▶ _PROBLEM DETAILS_
Restate the whole listing exactly.

[Stored items from a collection]
[START]

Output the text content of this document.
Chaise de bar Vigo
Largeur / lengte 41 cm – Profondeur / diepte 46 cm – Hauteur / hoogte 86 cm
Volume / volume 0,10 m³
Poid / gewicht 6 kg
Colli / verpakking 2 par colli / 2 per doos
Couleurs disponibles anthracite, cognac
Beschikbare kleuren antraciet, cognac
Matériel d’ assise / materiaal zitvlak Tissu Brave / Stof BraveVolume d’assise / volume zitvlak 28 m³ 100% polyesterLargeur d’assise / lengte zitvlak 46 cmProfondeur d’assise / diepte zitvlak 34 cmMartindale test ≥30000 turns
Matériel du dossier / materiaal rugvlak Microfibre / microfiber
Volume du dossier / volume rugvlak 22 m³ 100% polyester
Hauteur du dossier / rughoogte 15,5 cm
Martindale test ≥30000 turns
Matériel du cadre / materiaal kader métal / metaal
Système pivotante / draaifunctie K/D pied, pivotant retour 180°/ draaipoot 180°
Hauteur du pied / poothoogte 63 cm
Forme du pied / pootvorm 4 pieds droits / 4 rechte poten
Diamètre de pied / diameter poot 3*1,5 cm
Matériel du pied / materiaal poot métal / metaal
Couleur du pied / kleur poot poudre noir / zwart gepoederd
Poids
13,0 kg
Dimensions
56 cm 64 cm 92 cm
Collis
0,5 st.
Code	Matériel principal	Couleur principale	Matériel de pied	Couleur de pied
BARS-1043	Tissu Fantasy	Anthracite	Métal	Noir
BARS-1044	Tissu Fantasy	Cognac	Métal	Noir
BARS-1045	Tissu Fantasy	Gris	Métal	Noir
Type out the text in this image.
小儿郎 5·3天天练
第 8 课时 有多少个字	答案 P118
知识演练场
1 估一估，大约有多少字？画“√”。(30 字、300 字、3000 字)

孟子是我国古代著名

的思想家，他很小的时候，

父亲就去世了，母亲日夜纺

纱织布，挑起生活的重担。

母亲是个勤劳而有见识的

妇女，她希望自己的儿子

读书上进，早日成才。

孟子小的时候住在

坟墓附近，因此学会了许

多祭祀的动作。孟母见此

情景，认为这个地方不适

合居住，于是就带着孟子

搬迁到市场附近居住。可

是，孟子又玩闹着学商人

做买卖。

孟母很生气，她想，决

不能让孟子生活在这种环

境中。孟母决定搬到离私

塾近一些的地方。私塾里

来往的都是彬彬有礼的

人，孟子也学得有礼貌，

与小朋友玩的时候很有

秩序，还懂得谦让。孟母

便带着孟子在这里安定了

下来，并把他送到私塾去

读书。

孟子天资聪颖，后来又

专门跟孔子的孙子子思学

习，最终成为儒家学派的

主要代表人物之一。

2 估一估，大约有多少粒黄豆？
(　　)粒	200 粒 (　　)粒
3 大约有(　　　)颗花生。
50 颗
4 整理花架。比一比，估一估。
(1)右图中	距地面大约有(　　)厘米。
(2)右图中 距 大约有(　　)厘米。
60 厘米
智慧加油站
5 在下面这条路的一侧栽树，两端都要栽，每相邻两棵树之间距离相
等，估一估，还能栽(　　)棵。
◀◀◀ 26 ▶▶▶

[END]

▶ _REPLY_
Output the text content of this document.
Chaise de bar Vigo
Largeur / lengte 41 cm – Profondeur / diepte 46 cm – Hauteur / hoogte 86 cm
Volume / volume 0,10 m³
Poid / gewicht 6 kg
Colli / verpakking 2 par colli / 2 per doos
Couleurs disponibles anthracite, cognac
Beschikbare kleuren antraciet, cognac
Matériel d’ assise / materiaal zitvlak Tissu Brave / Stof BraveVolume d’assise / volume zitvlak 28 m³ 100% polyesterLargeur d’assise / lengte zitvlak 46 cmProfondeur d’assise / diepte zitvlak 34 cmMartindale test ≥30000 turns
Matériel du dossier / materiaal rugvlak Microfibre / microfiber
Volume du dossier / volume rugvlak 22 m³ 100% polyester
Hauteur du dossier / rughoogte 15,5 cm
Martindale test ≥30000 turns
Matériel du cadre / materiaal kader métal / metaal
Système pivotante / draaifunctie K/D pied, pivotant retour 180°/ draaipoot 180°
Hauteur du pied / poothoogte 63 cm
Forme du pied / pootvorm 4 pieds droits / 4 rechte poten
Diamètre de pied / diameter poot 3*1,5 cm
Matériel du pied / materiaal poot métal / metaal
Couleur du pied / kleur poot poudre noir / zwart gepoederd
Poids
13,0 kg
Dimensions
56 cm 64 cm 92 cm
Collis
0,5 st.
Code	Matériel principal	Couleur principale	Matériel de pied	Couleur de pied
BARS-1043	Tissu Fantasy	Anthracite	Métal	Noir
BARS-1044	Tissu Fantasy	Cognac	Métal	Noir
BARS-1045	Tissu Fantasy	Gris	Métal	Noir
Type out the text in this image.
小儿郎 5·3天天练
第 8 课时 有多少个字	答案 P118
知识演练场
1 估一估，大约有多少字？画“√”。(30 字、300 字、3000 字)

孟子是我国古代著名

的思想家，他很小的时候，

父亲就去世了，母亲日夜纺

纱织布，挑起生活的重担。

母亲是个勤劳而有见识的

妇女，她希望自己的儿子

读书上进，早日成才。

孟子小的时候住在

坟墓附近，因此学会了许

多祭祀的动作。孟母见此

情景，认为这个地方不适

合居住，于是就带着孟子

搬迁到市场附近居住。可

是，孟子又玩闹着学商人

做买卖。

孟母很生气，她想，决

不能让孟子生活在这种环

境中。孟母决定搬到离私

塾近一些的地方。私塾里

来往的都是彬彬有礼的

人，孟子也学得有礼貌，

与小朋友玩的时候很有

秩序，还懂得谦让。孟母

便带着孟子在这里安定了

下来，并把他送到私塾去

读书。

孟子天资聪颖，后来又

专门跟孔子的孙子子思学

习，最终成为儒家学派的

主要代表人物之一。

2 估一估，大约有多少粒黄豆？
(　　)粒	200 粒 (　　)粒
3 大约有(　　　)颗花生。
50 颗
4 整理花架。比一比，估一估。
(1)右图中	距地面大约有(　　)厘米。
(2)右图中 距 大约有(　　)厘米。
60 厘米
智慧加油站
5 在下面这条路的一侧栽树，两端都要栽，每相邻两棵树之间距离相
等，估一估，还能栽(　　)棵。
◀◀◀ 26 ▶▶▶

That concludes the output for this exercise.